> Task requirements: Without including the pictures, copy out every line below.

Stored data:
+--
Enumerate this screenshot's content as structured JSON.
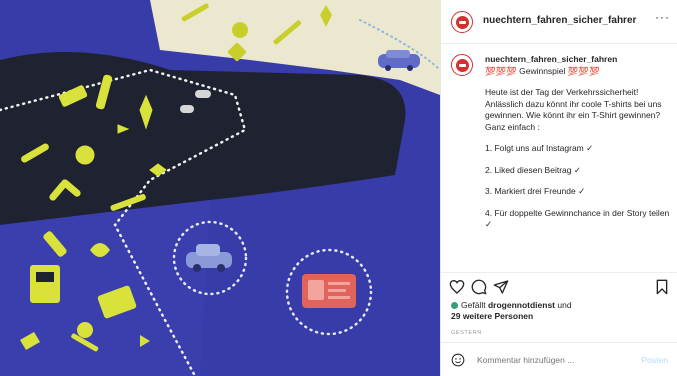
{
  "header": {
    "username": "nuechtern_fahren_sicher_fahrer",
    "more_label": "···"
  },
  "caption": {
    "username": "nuechtern_fahren_sicher_fahren",
    "title": "💯💯💯 Gewinnspiel 💯💯💯",
    "intro": "Heute ist der Tag der Verkehrssicherheit! Anlässlich dazu könnt ihr coole T-shirts bei uns gewinnen. Wie könnt ihr ein T-Shirt gewinnen?",
    "simple": "Ganz einfach :",
    "steps": [
      "1. Folgt uns auf Instagram ✓",
      "2. Liked diesen Beitrag ✓",
      "3. Markiert drei Freunde ✓",
      "4. Für doppelte Gewinnchance in der Story teilen ✓"
    ]
  },
  "likes": {
    "prefix": "Gefällt",
    "user": "drogennotdienst",
    "middle": "und",
    "others": "29 weitere Personen"
  },
  "date": "GESTERN",
  "comment": {
    "placeholder": "Kommentar hinzufügen ...",
    "post_label": "Posten"
  },
  "colors": {
    "brand_red": "#d32f2f",
    "link_blue": "#b3dbff",
    "photo_blue": "#3b3fae",
    "shirt_dark": "#1f2230",
    "shirt_cream": "#ece8cf",
    "print_yellow": "#d9e23a"
  },
  "icons": {
    "like": "heart-icon",
    "comment": "comment-icon",
    "share": "paper-plane-icon",
    "save": "bookmark-icon",
    "emoji": "smiley-icon"
  }
}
+--
> Written answer:
Enumerate this screenshot's content as structured JSON.
{
  "header": {
    "username": "nuechtern_fahren_sicher_fahrer",
    "more_label": "···"
  },
  "caption": {
    "username": "nuechtern_fahren_sicher_fahren",
    "title": "💯💯💯 Gewinnspiel 💯💯💯",
    "intro": "Heute ist der Tag der Verkehrssicherheit! Anlässlich dazu könnt ihr coole T-shirts bei uns gewinnen. Wie könnt ihr ein T-Shirt gewinnen?",
    "simple": "Ganz einfach :",
    "steps": [
      "1. Folgt uns auf Instagram ✓",
      "2. Liked diesen Beitrag ✓",
      "3. Markiert drei Freunde ✓",
      "4. Für doppelte Gewinnchance in der Story teilen ✓"
    ]
  },
  "likes": {
    "prefix": "Gefällt",
    "user": "drogennotdienst",
    "middle": "und",
    "others": "29 weitere Personen"
  },
  "date": "GESTERN",
  "comment": {
    "placeholder": "Kommentar hinzufügen ...",
    "post_label": "Posten"
  },
  "colors": {
    "brand_red": "#d32f2f",
    "link_blue": "#b3dbff",
    "photo_blue": "#3b3fae",
    "shirt_dark": "#1f2230",
    "shirt_cream": "#ece8cf",
    "print_yellow": "#d9e23a"
  },
  "icons": {
    "like": "heart-icon",
    "comment": "comment-icon",
    "share": "paper-plane-icon",
    "save": "bookmark-icon",
    "emoji": "smiley-icon"
  }
}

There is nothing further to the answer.